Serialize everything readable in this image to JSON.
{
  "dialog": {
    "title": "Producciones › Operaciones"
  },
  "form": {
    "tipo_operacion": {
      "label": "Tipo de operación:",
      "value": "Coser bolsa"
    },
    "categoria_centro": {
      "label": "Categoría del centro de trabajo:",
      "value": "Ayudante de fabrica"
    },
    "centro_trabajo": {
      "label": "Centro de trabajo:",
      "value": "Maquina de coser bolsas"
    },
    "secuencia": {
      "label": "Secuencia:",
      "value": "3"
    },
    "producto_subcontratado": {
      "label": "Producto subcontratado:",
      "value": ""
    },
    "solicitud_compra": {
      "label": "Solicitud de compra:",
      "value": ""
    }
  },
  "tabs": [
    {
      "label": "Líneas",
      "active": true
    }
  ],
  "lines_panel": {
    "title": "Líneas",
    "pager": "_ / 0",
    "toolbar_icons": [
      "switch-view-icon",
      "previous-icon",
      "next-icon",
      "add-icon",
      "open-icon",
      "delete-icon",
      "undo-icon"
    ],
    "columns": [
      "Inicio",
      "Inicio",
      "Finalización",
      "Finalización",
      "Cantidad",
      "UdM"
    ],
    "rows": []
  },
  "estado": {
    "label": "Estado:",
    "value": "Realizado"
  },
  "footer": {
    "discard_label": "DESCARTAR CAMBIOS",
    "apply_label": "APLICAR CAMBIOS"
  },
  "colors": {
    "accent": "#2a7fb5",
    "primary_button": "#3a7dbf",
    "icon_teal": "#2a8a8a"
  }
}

****

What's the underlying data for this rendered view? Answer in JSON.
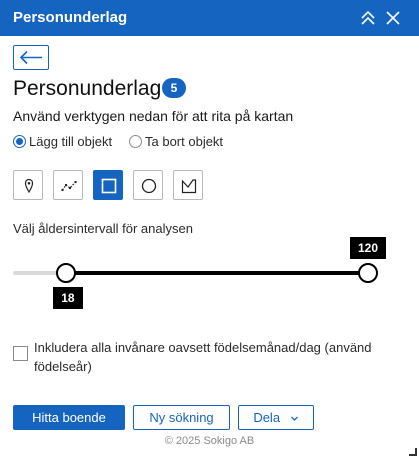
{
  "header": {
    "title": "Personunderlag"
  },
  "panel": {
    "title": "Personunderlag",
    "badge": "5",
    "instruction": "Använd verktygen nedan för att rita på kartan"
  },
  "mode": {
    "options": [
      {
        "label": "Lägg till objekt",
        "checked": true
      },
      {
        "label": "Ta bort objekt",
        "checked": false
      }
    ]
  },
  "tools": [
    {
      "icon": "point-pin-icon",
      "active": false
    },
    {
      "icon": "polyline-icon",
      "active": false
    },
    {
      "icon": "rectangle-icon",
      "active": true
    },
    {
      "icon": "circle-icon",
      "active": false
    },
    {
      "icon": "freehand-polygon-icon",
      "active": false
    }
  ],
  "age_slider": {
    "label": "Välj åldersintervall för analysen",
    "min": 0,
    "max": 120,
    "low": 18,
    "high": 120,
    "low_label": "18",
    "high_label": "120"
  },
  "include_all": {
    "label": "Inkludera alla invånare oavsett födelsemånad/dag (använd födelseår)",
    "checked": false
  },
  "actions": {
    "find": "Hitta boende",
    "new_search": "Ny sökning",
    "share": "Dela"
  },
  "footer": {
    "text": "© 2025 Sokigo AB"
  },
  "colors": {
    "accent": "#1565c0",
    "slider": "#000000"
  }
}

****

From the data above, copy each line where the string "objekt" appears.

**CORRECT RESULT**:
        "label": "Lägg till objekt",
        "label": "Ta bort objekt",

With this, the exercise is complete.